> **Task directions**
Copy out every line that contains "study".

************

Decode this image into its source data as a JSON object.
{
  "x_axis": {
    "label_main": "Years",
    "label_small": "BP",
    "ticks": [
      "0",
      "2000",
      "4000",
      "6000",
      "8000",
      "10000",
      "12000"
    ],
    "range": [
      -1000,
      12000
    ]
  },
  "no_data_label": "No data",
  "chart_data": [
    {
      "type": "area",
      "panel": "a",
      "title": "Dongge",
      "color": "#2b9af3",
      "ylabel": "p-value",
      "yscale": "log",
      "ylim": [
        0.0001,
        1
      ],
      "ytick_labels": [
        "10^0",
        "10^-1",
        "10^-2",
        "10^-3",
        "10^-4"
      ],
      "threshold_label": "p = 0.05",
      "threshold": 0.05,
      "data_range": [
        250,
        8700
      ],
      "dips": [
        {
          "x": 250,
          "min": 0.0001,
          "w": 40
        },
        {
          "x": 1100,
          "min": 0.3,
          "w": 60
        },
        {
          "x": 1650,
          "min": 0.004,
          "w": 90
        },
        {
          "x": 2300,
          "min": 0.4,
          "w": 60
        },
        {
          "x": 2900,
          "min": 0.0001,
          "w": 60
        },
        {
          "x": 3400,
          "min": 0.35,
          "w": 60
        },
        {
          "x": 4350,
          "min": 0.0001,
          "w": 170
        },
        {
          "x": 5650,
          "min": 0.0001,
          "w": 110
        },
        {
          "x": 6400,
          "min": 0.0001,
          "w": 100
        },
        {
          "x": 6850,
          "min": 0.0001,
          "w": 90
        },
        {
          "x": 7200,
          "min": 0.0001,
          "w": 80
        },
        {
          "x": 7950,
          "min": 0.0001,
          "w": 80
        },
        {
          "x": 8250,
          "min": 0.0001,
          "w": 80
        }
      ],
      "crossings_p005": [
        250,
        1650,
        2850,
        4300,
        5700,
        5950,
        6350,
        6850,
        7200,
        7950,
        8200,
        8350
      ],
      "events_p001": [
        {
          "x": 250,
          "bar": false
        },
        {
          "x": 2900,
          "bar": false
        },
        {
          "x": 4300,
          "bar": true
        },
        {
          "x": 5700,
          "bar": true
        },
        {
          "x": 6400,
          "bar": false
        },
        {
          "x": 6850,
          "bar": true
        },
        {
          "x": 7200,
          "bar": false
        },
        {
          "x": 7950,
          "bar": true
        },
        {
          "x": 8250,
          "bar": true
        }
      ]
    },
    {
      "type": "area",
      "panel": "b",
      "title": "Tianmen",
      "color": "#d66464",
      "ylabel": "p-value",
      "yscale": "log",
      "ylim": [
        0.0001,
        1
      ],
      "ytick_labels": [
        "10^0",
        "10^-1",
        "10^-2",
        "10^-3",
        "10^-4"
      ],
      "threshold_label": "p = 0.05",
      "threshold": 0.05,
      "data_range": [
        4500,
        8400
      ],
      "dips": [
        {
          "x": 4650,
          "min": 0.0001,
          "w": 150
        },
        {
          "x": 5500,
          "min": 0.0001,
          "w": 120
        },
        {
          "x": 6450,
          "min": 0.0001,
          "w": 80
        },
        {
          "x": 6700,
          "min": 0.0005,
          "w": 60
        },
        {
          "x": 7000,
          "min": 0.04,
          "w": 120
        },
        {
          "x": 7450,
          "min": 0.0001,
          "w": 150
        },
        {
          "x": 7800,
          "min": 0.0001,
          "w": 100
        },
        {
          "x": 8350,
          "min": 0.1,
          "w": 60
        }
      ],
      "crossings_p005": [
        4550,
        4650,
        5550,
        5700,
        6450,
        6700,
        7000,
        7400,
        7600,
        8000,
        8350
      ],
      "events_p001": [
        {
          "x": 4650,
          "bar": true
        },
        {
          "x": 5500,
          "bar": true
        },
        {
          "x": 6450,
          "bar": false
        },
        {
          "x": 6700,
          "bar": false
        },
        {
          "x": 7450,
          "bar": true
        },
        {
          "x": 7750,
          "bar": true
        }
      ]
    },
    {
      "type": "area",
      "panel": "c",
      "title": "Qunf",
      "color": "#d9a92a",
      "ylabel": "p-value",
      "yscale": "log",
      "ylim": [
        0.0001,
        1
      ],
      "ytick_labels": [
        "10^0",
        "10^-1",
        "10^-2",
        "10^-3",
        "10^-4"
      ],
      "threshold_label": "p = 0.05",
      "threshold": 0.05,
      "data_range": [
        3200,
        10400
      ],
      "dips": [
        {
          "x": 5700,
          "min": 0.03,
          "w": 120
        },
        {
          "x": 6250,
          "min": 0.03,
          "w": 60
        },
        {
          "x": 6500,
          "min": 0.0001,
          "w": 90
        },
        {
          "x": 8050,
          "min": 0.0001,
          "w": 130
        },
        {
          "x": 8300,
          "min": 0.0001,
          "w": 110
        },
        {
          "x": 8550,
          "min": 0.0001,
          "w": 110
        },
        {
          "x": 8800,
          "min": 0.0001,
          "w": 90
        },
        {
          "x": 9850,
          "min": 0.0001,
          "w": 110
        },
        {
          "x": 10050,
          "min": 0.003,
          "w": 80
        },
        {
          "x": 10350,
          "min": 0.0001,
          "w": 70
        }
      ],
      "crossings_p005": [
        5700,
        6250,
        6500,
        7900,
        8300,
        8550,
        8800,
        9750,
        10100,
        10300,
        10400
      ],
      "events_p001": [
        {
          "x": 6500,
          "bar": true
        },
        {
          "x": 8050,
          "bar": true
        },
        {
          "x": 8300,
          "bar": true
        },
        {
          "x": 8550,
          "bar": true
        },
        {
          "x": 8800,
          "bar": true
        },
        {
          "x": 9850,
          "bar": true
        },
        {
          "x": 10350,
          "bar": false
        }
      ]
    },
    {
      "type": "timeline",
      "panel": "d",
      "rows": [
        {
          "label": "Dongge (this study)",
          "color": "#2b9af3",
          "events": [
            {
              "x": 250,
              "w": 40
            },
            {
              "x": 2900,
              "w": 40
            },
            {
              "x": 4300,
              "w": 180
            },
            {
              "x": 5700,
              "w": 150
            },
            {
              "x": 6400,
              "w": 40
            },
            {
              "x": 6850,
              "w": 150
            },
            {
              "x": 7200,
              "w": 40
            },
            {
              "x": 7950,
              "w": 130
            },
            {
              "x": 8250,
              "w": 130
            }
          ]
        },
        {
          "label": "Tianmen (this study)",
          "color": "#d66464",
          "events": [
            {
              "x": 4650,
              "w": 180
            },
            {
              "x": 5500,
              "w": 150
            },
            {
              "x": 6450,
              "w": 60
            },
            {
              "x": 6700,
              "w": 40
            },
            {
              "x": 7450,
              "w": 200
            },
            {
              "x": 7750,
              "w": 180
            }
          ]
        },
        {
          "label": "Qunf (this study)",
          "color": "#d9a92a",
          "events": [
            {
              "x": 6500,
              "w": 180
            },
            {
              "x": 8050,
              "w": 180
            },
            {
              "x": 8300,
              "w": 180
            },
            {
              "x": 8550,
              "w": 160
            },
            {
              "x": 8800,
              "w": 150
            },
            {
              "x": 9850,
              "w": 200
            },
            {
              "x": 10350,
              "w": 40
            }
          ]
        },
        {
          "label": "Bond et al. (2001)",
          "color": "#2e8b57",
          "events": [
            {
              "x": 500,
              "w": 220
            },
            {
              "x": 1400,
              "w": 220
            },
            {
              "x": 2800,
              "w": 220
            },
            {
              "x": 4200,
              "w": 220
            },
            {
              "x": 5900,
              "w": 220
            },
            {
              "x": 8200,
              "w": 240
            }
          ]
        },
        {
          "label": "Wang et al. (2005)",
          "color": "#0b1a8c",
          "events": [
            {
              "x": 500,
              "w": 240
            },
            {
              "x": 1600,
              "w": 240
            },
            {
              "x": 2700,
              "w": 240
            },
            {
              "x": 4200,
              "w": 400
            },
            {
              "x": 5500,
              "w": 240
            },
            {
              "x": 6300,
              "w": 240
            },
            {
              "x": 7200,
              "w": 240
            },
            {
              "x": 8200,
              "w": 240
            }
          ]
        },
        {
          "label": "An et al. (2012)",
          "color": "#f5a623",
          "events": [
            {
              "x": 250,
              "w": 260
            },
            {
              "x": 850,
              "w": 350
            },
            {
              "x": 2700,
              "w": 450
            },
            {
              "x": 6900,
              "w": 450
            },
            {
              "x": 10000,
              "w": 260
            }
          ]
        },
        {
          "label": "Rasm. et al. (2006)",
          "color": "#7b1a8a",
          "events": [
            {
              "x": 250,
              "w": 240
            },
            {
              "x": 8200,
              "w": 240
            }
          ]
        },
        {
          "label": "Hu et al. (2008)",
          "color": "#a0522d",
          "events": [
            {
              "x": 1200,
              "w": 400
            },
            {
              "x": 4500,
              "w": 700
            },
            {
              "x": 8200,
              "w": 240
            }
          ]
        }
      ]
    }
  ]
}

************

> **Solution to this problem**
          "label": "Dongge (this study)",
          "label": "Tianmen (this study)",
          "label": "Qunf (this study)",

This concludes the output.